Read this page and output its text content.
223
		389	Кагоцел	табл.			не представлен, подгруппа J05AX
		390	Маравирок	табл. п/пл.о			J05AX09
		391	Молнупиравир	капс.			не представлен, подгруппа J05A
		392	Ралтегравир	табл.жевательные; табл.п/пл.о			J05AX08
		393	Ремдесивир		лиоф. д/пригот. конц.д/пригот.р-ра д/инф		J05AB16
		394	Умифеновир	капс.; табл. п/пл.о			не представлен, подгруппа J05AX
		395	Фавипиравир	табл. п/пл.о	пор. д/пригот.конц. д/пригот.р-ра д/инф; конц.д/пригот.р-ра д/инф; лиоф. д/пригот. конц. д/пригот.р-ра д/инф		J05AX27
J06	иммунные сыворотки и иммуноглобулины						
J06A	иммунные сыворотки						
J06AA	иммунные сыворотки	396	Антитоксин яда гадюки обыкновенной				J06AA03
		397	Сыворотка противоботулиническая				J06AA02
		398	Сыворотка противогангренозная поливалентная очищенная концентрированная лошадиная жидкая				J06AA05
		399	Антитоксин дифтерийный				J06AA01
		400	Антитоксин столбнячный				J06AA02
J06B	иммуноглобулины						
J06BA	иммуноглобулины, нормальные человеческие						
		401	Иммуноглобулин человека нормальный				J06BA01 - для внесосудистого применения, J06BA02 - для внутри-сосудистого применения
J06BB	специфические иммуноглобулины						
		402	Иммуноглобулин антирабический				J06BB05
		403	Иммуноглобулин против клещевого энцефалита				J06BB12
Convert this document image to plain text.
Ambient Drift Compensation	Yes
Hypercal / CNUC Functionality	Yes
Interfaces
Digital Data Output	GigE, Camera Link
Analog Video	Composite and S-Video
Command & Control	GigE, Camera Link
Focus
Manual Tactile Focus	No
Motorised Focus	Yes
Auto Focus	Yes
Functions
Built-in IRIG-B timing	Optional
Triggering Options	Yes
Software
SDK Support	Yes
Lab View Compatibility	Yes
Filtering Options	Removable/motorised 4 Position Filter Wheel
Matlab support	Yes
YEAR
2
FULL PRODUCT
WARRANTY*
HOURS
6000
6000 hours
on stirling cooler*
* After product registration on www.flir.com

* SHORT PROBLEM: Above are some records. Print them all exactly.

* RESPONSE TO THE EXERCISE:
Read this page and output its text content.
223
		389	Кагоцел	табл.			не представлен, подгруппа J05AX
		390	Маравирок	табл. п/пл.о			J05AX09
		391	Молнупиравир	капс.			не представлен, подгруппа J05A
		392	Ралтегравир	табл.жевательные; табл.п/пл.о			J05AX08
		393	Ремдесивир		лиоф. д/пригот. конц.д/пригот.р-ра д/инф		J05AB16
		394	Умифеновир	капс.; табл. п/пл.о			не представлен, подгруппа J05AX
		395	Фавипиравир	табл. п/пл.о	пор. д/пригот.конц. д/пригот.р-ра д/инф; конц.д/пригот.р-ра д/инф; лиоф. д/пригот. конц. д/пригот.р-ра д/инф		J05AX27
J06	иммунные сыворотки и иммуноглобулины						
J06A	иммунные сыворотки						
J06AA	иммунные сыворотки	396	Антитоксин яда гадюки обыкновенной				J06AA03
		397	Сыворотка противоботулиническая				J06AA02
		398	Сыворотка противогангренозная поливалентная очищенная концентрированная лошадиная жидкая				J06AA05
		399	Антитоксин дифтерийный				J06AA01
		400	Антитоксин столбнячный				J06AA02
J06B	иммуноглобулины						
J06BA	иммуноглобулины, нормальные человеческие						
		401	Иммуноглобулин человека нормальный				J06BA01 - для внесосудистого применения, J06BA02 - для внутри-сосудистого применения
J06BB	специфические иммуноглобулины						
		402	Иммуноглобулин антирабический				J06BB05
		403	Иммуноглобулин против клещевого энцефалита				J06BB12
Convert this document image to plain text.
Ambient Drift Compensation	Yes
Hypercal / CNUC Functionality	Yes
Interfaces
Digital Data Output	GigE, Camera Link
Analog Video	Composite and S-Video
Command & Control	GigE, Camera Link
Focus
Manual Tactile Focus	No
Motorised Focus	Yes
Auto Focus	Yes
Functions
Built-in IRIG-B timing	Optional
Triggering Options	Yes
Software
SDK Support	Yes
Lab View Compatibility	Yes
Filtering Options	Removable/motorised 4 Position Filter Wheel
Matlab support	Yes
YEAR
2
FULL PRODUCT
WARRANTY*
HOURS
6000
6000 hours
on stirling cooler*
* After product registration on www.flir.com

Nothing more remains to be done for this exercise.